**Given request**: Would you reproduce the listing below word for word, starting with its first line and going on through the line with "gear-icon[interactable]: ⚙ —", both included?
***
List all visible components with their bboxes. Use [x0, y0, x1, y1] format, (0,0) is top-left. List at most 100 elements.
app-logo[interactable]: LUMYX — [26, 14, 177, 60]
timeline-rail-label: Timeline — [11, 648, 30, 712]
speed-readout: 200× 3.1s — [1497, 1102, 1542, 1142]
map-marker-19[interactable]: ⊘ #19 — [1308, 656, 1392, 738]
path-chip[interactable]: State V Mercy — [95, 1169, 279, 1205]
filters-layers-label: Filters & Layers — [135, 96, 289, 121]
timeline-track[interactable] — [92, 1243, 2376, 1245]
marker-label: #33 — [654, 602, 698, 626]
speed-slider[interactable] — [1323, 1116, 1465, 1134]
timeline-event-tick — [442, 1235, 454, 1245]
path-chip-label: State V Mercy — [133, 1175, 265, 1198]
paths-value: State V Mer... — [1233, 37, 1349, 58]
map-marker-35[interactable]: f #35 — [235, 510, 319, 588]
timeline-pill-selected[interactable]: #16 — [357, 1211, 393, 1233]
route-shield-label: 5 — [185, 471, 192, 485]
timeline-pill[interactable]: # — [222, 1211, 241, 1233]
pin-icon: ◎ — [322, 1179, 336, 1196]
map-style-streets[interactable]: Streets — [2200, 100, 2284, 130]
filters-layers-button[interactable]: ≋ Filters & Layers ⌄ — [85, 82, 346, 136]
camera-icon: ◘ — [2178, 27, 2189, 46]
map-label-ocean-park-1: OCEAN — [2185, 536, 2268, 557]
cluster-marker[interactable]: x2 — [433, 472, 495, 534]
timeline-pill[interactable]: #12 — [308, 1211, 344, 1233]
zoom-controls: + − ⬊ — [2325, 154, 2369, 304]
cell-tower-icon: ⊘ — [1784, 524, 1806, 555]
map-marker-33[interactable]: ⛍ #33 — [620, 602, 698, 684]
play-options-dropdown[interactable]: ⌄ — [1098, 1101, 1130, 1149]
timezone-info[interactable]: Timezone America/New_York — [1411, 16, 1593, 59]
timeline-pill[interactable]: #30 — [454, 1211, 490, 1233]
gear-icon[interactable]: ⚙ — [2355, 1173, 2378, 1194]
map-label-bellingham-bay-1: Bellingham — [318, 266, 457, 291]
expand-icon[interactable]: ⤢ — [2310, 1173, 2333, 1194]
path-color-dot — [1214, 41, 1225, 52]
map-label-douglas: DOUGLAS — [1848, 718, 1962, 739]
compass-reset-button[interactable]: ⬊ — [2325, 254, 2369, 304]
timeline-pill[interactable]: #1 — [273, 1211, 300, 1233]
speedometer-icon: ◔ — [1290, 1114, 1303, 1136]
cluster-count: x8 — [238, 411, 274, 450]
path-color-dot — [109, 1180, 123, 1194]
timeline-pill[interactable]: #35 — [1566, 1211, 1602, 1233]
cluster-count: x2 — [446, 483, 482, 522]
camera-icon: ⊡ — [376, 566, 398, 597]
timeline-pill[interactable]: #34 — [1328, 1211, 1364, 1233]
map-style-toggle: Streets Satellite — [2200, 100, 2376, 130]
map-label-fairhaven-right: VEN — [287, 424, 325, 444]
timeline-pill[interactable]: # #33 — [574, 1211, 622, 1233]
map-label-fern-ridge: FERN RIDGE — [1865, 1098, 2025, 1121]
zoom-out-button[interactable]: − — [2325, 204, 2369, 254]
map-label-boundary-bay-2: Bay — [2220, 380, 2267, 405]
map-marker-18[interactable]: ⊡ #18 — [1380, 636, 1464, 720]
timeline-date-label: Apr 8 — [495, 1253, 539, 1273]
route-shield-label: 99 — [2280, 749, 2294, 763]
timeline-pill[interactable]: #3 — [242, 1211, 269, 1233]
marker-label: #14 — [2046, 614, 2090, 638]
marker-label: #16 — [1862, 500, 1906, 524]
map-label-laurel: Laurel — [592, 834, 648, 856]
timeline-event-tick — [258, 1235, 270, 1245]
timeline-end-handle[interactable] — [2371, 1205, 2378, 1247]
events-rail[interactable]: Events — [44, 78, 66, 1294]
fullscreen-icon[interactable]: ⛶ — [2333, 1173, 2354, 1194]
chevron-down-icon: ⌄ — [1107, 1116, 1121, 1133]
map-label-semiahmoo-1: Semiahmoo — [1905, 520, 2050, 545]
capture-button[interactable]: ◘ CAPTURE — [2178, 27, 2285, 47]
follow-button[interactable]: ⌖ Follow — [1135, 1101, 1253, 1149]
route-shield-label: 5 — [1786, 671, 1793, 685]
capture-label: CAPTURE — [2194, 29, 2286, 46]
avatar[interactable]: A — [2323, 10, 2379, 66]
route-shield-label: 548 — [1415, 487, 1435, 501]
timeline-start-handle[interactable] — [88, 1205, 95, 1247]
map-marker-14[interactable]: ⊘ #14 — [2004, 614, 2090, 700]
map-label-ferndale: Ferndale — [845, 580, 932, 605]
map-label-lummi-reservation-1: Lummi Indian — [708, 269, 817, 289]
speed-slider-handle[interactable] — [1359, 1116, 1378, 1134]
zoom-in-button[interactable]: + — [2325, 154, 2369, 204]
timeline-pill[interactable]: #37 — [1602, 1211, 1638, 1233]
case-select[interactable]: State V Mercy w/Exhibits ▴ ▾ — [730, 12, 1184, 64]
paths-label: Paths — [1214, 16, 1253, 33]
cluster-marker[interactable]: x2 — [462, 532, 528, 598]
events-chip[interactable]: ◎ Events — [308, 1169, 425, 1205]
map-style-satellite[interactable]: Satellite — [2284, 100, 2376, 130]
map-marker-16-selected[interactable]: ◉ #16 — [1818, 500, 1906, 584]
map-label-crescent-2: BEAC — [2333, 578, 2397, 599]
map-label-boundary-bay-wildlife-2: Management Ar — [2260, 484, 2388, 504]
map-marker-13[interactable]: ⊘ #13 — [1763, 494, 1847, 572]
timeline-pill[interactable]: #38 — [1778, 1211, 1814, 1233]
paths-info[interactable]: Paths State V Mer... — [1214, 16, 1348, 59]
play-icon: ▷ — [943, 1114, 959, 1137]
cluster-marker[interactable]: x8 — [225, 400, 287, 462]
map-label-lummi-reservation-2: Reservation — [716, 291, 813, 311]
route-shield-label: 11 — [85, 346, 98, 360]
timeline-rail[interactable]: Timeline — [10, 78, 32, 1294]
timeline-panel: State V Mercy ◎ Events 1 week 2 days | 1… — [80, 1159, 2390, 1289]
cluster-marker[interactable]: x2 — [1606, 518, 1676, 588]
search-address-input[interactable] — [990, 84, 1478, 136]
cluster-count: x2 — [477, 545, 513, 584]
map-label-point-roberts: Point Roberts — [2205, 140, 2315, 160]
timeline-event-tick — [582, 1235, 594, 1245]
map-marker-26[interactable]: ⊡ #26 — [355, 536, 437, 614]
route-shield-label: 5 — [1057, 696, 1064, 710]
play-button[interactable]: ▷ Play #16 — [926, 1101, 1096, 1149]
***
**Finished task**:
List all visible components with their bboxes. Use [x0, y0, x1, y1] format, (0,0) is top-left. List at most 100 elements.
app-logo[interactable]: LUMYX — [26, 14, 177, 60]
timeline-rail-label: Timeline — [11, 648, 30, 712]
speed-readout: 200× 3.1s — [1497, 1102, 1542, 1142]
map-marker-19[interactable]: ⊘ #19 — [1308, 656, 1392, 738]
path-chip[interactable]: State V Mercy — [95, 1169, 279, 1205]
filters-layers-label: Filters & Layers — [135, 96, 289, 121]
timeline-track[interactable] — [92, 1243, 2376, 1245]
marker-label: #33 — [654, 602, 698, 626]
speed-slider[interactable] — [1323, 1116, 1465, 1134]
timeline-event-tick — [442, 1235, 454, 1245]
path-chip-label: State V Mercy — [133, 1175, 265, 1198]
paths-value: State V Mer... — [1233, 37, 1349, 58]
map-marker-35[interactable]: f #35 — [235, 510, 319, 588]
timeline-pill-selected[interactable]: #16 — [357, 1211, 393, 1233]
route-shield-label: 5 — [185, 471, 192, 485]
timeline-pill[interactable]: # — [222, 1211, 241, 1233]
pin-icon: ◎ — [322, 1179, 336, 1196]
map-style-streets[interactable]: Streets — [2200, 100, 2284, 130]
filters-layers-button[interactable]: ≋ Filters & Layers ⌄ — [85, 82, 346, 136]
camera-icon: ◘ — [2178, 27, 2189, 46]
map-label-ocean-park-1: OCEAN — [2185, 536, 2268, 557]
cluster-marker[interactable]: x2 — [433, 472, 495, 534]
timeline-pill[interactable]: #12 — [308, 1211, 344, 1233]
zoom-controls: + − ⬊ — [2325, 154, 2369, 304]
cell-tower-icon: ⊘ — [1784, 524, 1806, 555]
map-marker-33[interactable]: ⛍ #33 — [620, 602, 698, 684]
play-options-dropdown[interactable]: ⌄ — [1098, 1101, 1130, 1149]
timezone-info[interactable]: Timezone America/New_York — [1411, 16, 1593, 59]
timeline-pill[interactable]: #30 — [454, 1211, 490, 1233]
gear-icon[interactable]: ⚙ — [2355, 1173, 2378, 1194]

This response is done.